Some lines of these records may hold the word "name"; state how many, using only the number.

-- RECORDS PROVIDED start --

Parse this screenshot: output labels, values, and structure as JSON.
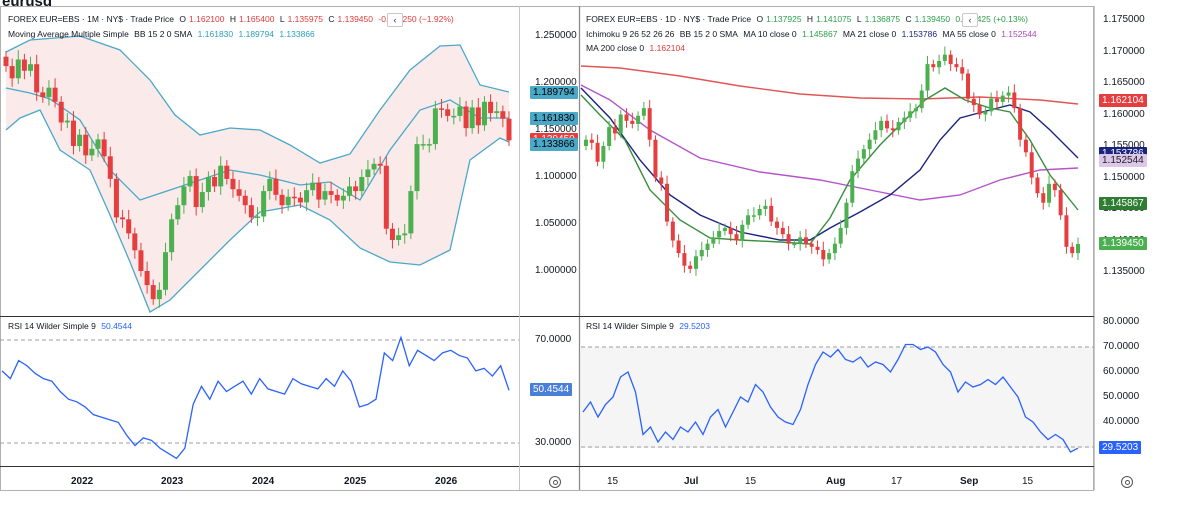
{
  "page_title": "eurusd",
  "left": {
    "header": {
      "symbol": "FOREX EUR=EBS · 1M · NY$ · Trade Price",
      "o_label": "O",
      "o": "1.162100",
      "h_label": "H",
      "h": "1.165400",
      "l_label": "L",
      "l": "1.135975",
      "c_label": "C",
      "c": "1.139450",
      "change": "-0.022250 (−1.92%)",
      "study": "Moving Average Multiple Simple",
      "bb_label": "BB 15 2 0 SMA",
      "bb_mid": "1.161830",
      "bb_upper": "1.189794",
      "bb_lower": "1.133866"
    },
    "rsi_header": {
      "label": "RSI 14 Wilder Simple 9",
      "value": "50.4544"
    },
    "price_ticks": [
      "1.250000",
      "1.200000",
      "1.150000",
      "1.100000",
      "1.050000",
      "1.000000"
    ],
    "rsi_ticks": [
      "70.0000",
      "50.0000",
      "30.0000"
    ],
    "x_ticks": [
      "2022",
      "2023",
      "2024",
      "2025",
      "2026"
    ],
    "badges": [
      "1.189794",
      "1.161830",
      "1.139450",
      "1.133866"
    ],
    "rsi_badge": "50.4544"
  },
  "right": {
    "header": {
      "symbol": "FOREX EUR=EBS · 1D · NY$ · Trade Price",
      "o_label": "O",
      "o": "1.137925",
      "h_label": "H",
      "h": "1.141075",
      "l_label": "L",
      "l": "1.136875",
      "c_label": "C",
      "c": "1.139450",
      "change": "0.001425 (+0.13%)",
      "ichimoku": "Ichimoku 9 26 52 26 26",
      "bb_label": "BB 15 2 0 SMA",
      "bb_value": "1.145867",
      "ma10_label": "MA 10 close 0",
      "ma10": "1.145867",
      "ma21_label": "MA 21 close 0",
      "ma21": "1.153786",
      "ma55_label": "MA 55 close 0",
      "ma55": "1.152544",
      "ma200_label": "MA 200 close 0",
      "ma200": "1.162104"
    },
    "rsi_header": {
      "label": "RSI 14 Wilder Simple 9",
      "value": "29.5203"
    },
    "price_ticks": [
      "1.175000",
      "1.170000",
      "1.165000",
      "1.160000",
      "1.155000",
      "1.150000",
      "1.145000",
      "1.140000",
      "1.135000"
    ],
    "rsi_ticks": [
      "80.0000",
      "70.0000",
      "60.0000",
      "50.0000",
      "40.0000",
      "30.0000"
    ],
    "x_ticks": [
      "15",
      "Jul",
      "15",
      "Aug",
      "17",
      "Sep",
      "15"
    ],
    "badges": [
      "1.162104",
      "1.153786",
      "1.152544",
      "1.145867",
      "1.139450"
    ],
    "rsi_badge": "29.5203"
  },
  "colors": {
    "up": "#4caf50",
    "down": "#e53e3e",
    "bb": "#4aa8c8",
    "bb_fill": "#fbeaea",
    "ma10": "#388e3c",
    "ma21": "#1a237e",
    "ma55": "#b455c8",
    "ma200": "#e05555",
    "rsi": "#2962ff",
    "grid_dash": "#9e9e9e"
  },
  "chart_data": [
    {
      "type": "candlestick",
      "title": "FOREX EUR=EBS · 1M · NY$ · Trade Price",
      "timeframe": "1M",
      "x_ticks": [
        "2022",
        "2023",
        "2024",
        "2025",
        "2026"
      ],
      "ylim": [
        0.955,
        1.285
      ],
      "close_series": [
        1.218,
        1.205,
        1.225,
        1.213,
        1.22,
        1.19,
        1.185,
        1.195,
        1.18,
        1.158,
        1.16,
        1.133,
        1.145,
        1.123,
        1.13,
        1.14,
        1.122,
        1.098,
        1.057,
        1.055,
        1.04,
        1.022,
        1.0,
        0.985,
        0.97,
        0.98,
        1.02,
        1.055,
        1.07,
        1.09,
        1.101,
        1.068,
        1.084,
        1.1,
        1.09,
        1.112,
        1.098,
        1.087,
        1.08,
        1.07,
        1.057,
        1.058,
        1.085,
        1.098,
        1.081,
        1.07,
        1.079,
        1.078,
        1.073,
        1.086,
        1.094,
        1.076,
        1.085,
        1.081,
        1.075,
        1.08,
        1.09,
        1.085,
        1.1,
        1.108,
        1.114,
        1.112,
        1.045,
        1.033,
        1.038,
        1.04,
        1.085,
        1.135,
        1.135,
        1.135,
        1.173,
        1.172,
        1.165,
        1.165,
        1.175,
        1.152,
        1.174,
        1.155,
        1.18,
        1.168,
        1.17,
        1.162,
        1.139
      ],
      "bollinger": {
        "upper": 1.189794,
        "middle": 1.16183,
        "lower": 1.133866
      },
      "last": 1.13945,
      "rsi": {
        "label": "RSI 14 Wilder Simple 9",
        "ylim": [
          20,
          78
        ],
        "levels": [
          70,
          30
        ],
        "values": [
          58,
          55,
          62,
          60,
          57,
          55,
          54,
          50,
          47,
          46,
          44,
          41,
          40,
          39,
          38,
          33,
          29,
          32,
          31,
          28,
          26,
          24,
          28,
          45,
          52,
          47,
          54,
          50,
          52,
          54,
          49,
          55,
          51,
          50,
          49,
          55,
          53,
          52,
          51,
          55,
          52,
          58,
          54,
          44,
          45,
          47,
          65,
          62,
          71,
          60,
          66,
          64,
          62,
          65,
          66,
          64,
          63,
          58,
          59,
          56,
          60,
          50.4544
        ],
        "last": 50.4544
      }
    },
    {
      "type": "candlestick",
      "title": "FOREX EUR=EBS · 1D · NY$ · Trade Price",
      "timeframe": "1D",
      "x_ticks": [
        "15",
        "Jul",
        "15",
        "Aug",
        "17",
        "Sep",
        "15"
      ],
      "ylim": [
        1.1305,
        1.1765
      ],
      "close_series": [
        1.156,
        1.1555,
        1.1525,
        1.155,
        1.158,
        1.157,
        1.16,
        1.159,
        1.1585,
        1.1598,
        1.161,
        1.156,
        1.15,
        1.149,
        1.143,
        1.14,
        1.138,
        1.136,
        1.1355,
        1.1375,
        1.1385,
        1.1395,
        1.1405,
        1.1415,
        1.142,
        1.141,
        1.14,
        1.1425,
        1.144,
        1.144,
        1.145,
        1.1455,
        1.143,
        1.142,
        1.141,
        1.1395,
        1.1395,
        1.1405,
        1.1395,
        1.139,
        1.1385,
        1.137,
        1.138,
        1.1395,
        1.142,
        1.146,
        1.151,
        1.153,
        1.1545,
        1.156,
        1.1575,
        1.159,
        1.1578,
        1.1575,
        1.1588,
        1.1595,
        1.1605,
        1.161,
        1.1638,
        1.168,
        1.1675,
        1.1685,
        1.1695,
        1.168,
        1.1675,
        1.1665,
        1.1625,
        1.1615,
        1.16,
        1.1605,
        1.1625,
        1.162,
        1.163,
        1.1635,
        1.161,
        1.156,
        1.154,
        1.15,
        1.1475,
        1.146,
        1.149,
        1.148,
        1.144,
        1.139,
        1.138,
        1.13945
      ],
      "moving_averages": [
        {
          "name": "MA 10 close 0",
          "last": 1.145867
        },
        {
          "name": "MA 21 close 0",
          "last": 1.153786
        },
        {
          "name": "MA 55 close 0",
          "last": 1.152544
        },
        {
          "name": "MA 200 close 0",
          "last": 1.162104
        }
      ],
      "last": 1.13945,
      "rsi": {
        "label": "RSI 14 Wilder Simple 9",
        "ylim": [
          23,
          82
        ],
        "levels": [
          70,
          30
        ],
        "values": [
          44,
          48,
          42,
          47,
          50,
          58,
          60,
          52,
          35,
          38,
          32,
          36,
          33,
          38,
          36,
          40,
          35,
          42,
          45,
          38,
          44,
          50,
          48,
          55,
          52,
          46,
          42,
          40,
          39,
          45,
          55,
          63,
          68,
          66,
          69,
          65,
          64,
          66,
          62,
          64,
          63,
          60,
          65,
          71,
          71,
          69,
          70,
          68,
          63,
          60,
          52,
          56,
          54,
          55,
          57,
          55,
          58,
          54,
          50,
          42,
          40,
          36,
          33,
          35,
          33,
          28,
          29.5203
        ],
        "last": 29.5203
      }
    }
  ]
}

-- RECORDS PROVIDED end --
-- RECORDS PROVIDED start --

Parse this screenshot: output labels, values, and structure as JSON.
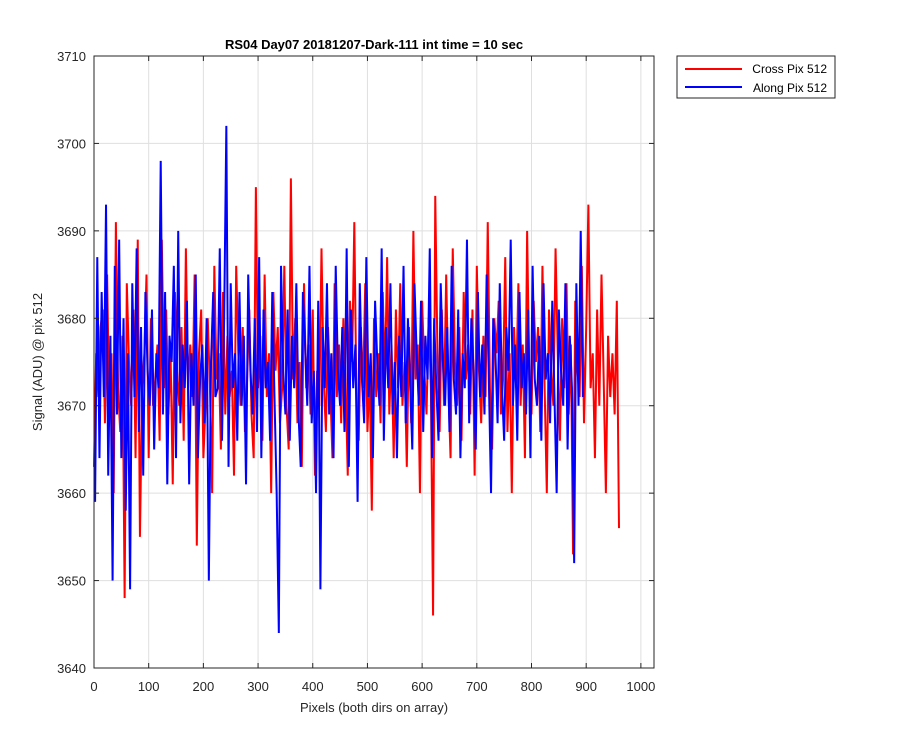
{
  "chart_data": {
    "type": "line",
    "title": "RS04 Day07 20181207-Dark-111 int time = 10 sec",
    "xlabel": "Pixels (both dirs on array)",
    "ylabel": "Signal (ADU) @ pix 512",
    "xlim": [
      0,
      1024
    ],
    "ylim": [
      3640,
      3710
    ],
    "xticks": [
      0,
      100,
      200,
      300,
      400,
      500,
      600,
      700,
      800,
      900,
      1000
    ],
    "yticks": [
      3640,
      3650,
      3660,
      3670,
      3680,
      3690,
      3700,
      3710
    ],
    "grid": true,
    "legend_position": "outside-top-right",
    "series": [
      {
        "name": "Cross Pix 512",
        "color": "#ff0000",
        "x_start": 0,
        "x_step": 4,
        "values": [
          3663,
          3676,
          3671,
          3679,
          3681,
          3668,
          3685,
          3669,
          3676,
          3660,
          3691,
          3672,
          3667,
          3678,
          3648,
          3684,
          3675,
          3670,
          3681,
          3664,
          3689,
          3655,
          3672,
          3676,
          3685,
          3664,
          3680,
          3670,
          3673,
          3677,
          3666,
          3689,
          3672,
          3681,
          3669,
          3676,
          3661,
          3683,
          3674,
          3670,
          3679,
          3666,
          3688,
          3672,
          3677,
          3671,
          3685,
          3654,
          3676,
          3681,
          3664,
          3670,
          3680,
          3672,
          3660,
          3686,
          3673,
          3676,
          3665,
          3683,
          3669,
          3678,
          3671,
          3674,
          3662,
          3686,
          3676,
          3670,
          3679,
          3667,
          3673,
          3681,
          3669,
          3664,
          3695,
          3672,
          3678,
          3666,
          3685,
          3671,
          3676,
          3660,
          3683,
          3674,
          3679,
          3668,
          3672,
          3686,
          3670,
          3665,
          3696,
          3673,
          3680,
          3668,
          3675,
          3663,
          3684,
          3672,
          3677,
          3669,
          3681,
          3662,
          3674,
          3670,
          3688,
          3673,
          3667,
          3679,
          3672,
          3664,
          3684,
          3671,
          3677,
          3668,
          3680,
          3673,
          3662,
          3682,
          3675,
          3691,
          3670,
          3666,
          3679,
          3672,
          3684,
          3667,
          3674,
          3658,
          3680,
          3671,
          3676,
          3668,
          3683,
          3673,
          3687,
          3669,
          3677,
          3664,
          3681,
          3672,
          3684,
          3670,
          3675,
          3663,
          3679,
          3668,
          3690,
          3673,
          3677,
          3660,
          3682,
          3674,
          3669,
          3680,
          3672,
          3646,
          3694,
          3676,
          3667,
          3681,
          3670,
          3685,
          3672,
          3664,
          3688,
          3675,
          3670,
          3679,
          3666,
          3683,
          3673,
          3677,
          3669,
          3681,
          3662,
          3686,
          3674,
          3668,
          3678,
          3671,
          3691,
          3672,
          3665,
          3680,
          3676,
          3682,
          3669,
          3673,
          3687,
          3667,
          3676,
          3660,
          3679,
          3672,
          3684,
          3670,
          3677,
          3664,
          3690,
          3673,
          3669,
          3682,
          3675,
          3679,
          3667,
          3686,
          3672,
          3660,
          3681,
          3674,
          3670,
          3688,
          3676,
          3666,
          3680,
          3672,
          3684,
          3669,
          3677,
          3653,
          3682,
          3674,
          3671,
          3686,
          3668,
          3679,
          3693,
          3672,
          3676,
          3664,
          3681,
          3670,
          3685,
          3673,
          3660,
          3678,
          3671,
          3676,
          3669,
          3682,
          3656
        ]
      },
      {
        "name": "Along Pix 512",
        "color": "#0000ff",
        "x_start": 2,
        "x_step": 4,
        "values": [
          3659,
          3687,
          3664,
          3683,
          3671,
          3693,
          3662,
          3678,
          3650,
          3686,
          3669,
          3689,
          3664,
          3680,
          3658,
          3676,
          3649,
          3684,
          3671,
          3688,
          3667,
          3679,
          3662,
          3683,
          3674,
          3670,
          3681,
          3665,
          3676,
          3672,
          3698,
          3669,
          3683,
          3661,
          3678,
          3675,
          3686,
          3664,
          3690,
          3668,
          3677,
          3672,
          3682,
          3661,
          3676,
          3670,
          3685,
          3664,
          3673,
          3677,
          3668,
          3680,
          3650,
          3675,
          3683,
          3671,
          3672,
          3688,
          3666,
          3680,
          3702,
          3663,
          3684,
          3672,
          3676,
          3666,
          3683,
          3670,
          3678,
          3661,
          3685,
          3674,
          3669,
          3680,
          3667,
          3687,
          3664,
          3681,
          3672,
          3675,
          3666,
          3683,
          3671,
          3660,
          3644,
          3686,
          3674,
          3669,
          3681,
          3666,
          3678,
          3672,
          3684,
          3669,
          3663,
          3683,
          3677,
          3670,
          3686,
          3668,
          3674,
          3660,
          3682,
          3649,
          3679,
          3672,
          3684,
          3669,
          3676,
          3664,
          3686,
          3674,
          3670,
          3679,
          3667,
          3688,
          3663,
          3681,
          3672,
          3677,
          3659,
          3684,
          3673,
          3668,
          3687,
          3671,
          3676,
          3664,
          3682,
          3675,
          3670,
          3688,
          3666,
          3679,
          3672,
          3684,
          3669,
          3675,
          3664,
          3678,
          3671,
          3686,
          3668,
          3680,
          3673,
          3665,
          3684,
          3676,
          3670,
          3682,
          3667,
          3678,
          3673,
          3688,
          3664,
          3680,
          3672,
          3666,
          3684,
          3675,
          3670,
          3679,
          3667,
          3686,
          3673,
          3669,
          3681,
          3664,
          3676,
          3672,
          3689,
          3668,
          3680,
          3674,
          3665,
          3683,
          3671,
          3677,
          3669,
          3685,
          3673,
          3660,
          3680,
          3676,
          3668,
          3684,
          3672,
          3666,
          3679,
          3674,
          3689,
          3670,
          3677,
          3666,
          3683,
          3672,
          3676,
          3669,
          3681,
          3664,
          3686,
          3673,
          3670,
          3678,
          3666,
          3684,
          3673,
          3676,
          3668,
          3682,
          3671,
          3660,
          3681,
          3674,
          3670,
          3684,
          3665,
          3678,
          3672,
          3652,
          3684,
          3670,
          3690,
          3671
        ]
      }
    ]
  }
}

-- RECORDS PROVIDED end --

- **TASK SOLUTION**:
6